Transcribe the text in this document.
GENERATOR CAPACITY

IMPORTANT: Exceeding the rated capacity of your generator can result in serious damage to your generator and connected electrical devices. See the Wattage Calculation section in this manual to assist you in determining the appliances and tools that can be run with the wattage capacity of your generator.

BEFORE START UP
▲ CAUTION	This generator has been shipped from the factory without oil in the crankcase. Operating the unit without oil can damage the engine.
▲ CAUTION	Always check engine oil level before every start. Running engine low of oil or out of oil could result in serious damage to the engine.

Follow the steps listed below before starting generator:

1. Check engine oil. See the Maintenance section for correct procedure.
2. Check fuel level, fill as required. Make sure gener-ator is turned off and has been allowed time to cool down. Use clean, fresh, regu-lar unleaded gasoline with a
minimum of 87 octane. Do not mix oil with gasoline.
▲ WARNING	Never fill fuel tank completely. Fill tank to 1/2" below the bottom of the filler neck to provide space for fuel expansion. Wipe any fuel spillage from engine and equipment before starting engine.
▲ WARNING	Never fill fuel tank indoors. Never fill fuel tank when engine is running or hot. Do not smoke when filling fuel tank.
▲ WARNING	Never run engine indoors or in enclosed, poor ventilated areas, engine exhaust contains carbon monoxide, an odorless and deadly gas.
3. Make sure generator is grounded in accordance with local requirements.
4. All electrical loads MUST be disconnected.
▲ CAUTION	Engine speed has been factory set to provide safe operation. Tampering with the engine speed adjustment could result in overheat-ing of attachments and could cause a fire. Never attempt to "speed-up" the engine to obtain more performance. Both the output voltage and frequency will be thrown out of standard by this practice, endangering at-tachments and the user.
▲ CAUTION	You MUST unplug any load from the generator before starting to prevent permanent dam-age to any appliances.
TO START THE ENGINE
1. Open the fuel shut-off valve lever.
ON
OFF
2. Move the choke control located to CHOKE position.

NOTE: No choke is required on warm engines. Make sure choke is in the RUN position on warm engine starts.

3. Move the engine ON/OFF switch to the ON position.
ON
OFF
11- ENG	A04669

——————————

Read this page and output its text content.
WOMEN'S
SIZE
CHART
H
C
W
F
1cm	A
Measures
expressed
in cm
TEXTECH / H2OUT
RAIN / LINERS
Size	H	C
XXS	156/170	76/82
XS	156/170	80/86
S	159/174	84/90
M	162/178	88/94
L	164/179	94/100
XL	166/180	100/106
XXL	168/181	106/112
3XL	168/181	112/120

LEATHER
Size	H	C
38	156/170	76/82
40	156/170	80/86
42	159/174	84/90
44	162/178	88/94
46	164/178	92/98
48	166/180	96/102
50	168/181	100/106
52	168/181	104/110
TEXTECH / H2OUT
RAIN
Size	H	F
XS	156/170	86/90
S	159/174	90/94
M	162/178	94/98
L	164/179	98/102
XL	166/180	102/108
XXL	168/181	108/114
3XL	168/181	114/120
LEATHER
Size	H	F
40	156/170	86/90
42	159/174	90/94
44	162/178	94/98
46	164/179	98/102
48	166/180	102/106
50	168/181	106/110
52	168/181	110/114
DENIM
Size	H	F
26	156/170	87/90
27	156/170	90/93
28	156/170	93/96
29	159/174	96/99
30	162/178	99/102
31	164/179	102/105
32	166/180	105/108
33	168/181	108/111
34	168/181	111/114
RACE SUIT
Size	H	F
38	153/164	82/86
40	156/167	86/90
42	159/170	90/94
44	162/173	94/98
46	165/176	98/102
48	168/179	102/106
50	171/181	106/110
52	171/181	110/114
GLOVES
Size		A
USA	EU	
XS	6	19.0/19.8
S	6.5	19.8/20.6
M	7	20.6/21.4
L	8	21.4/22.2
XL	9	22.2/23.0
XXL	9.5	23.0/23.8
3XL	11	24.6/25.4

——————————

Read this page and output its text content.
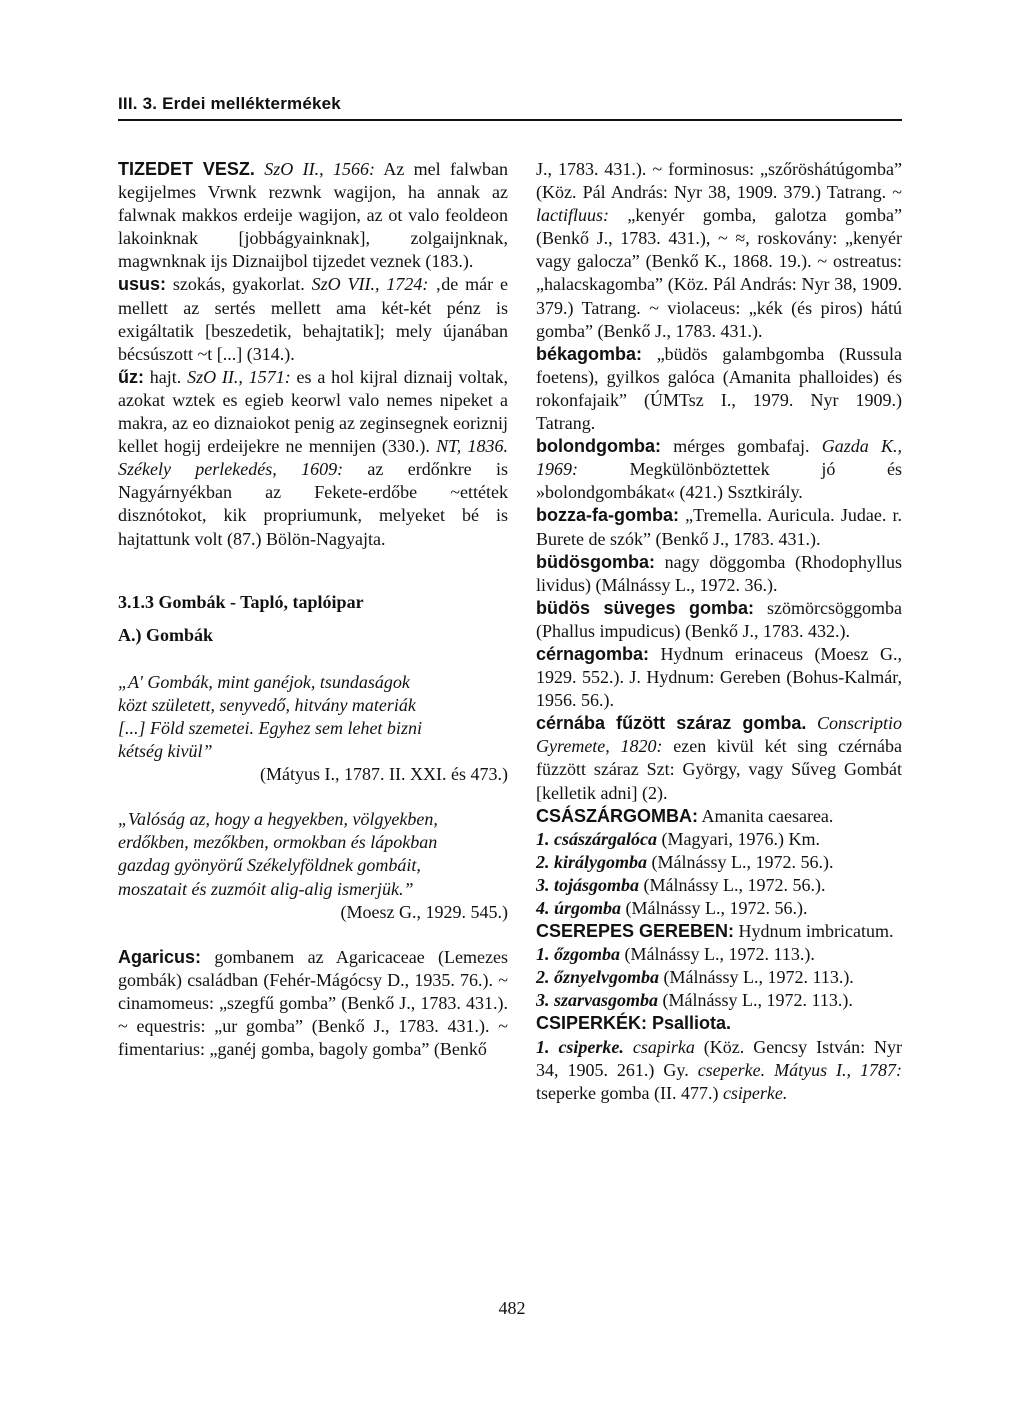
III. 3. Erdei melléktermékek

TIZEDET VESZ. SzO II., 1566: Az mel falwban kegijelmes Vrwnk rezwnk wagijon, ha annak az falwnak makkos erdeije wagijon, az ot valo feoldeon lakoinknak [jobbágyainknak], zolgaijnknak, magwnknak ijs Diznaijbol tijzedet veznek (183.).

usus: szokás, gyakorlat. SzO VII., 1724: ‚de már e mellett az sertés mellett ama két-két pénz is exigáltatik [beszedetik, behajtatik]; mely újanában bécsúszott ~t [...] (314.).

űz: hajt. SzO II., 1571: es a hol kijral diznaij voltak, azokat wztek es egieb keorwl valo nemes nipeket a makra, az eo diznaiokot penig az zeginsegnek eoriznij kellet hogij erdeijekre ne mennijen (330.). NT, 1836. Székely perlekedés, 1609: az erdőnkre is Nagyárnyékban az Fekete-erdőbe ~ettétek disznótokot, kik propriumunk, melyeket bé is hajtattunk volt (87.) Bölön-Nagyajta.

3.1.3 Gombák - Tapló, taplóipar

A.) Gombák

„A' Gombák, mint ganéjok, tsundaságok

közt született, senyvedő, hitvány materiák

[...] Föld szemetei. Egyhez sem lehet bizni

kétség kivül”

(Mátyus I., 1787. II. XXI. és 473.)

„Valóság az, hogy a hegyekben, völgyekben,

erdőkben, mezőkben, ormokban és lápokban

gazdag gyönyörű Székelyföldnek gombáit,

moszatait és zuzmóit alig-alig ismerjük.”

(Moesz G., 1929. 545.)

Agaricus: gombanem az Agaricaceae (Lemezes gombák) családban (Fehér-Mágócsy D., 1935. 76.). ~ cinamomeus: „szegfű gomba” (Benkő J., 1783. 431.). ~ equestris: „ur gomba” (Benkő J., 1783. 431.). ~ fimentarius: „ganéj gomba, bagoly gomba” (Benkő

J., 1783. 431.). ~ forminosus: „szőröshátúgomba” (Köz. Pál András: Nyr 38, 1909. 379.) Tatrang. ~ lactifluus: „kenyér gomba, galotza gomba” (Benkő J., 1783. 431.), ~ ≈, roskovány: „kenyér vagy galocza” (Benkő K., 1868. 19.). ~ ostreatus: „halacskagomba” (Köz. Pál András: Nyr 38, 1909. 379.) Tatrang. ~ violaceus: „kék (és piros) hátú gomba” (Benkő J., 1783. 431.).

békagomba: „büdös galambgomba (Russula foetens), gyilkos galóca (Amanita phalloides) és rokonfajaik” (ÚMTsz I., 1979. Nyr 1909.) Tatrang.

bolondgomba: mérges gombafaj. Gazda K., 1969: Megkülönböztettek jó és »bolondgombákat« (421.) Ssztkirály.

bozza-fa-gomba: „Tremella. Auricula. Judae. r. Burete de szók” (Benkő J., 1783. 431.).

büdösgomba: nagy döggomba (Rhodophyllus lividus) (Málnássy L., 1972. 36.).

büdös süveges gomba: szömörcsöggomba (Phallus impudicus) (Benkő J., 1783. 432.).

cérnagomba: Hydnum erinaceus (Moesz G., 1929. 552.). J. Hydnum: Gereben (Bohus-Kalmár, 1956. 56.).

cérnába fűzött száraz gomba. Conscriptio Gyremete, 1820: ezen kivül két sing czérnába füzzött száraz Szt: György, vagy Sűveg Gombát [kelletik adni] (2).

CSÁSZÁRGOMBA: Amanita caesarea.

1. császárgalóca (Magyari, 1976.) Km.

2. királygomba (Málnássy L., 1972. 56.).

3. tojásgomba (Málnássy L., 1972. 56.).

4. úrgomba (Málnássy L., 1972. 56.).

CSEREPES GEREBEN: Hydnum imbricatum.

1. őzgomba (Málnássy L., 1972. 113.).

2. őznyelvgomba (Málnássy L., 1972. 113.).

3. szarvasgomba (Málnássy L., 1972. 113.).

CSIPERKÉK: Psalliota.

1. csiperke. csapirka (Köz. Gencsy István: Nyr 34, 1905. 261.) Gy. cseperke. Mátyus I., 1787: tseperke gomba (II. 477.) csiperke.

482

——————————

▶ [SHORT TASK] Pick out the lines above containing the word "MUST", then copy them.

▶ [WRITTEN RESPONSE]
4. All electrical loads MUST be disconnected.
▲ CAUTION	You MUST unplug any load from the generator before starting to prevent permanent dam-age to any appliances.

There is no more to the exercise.